_GIVEN INSTRUCTION_
Sort through the data and copy the lines holding the word "tasks".

_PROVIDED RECORDS_
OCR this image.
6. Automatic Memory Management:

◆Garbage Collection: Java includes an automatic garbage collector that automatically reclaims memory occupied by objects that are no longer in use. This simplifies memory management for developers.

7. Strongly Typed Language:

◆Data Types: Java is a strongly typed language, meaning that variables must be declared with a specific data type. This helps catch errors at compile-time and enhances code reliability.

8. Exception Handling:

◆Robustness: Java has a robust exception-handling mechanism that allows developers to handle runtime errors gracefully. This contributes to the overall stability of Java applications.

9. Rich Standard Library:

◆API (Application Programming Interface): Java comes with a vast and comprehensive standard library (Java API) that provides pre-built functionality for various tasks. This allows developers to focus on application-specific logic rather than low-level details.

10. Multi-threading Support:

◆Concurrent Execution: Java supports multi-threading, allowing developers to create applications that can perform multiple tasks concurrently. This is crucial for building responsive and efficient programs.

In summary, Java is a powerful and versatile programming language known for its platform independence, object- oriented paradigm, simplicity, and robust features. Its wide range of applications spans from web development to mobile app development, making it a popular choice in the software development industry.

* * *

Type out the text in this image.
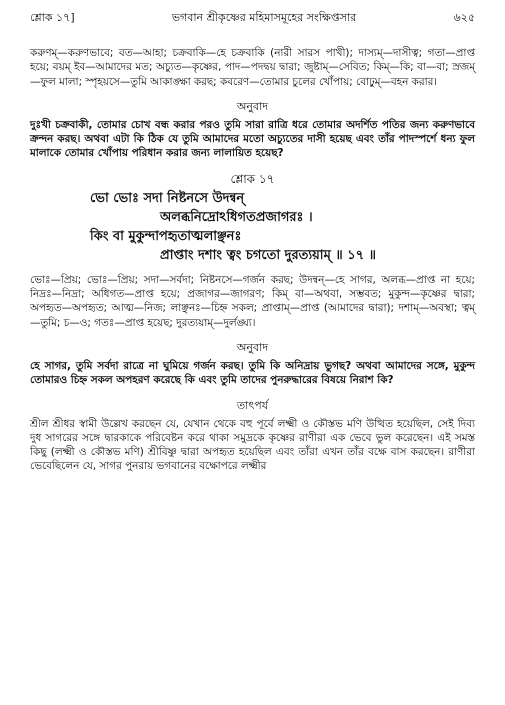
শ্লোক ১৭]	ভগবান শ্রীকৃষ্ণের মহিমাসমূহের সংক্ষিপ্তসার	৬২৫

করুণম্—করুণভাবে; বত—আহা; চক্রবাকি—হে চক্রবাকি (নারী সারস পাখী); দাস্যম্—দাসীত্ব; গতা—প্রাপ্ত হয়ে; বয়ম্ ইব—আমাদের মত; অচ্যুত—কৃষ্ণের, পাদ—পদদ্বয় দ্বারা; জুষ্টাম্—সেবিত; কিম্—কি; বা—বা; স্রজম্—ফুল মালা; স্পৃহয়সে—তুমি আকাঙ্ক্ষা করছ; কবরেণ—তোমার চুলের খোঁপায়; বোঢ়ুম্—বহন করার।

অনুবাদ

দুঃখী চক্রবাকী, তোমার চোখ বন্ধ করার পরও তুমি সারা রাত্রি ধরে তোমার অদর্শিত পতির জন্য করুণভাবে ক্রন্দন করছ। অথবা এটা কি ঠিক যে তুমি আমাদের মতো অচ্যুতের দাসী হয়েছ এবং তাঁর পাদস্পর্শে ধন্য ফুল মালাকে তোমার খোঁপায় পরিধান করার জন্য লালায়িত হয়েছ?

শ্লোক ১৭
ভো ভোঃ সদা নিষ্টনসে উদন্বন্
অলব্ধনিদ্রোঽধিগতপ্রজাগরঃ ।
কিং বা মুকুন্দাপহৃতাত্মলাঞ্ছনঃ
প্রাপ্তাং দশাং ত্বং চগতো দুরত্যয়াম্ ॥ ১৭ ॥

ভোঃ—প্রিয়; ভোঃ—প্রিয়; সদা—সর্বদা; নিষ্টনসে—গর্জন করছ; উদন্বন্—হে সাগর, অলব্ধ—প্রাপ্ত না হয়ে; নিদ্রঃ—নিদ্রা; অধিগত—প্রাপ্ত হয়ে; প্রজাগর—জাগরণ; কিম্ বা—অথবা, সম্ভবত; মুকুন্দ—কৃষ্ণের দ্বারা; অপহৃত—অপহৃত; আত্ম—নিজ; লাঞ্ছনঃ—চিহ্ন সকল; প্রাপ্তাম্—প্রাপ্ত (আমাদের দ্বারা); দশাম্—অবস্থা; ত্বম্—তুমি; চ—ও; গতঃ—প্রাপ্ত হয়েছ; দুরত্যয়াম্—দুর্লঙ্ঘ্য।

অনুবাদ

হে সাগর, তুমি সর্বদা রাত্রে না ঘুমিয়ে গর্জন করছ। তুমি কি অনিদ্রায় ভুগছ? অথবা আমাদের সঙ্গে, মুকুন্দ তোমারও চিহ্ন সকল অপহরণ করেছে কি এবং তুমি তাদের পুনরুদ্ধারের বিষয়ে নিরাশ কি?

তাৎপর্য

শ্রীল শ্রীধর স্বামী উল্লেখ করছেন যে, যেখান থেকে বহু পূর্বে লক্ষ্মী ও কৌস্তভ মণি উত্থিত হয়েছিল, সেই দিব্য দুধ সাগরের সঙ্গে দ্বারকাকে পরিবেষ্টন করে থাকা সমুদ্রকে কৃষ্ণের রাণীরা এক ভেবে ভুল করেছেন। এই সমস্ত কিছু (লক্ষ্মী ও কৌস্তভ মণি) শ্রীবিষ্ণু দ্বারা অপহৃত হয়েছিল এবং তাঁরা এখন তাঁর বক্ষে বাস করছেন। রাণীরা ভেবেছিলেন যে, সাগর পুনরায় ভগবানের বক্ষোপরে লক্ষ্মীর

_TASK SOLUTION_
◆API (Application Programming Interface): Java comes with a vast and comprehensive standard library (Java API) that provides pre-built functionality for various tasks. This allows developers to focus on application-specific logic rather than low-level details.
◆Concurrent Execution: Java supports multi-threading, allowing developers to create applications that can perform multiple tasks concurrently. This is crucial for building responsive and efficient programs.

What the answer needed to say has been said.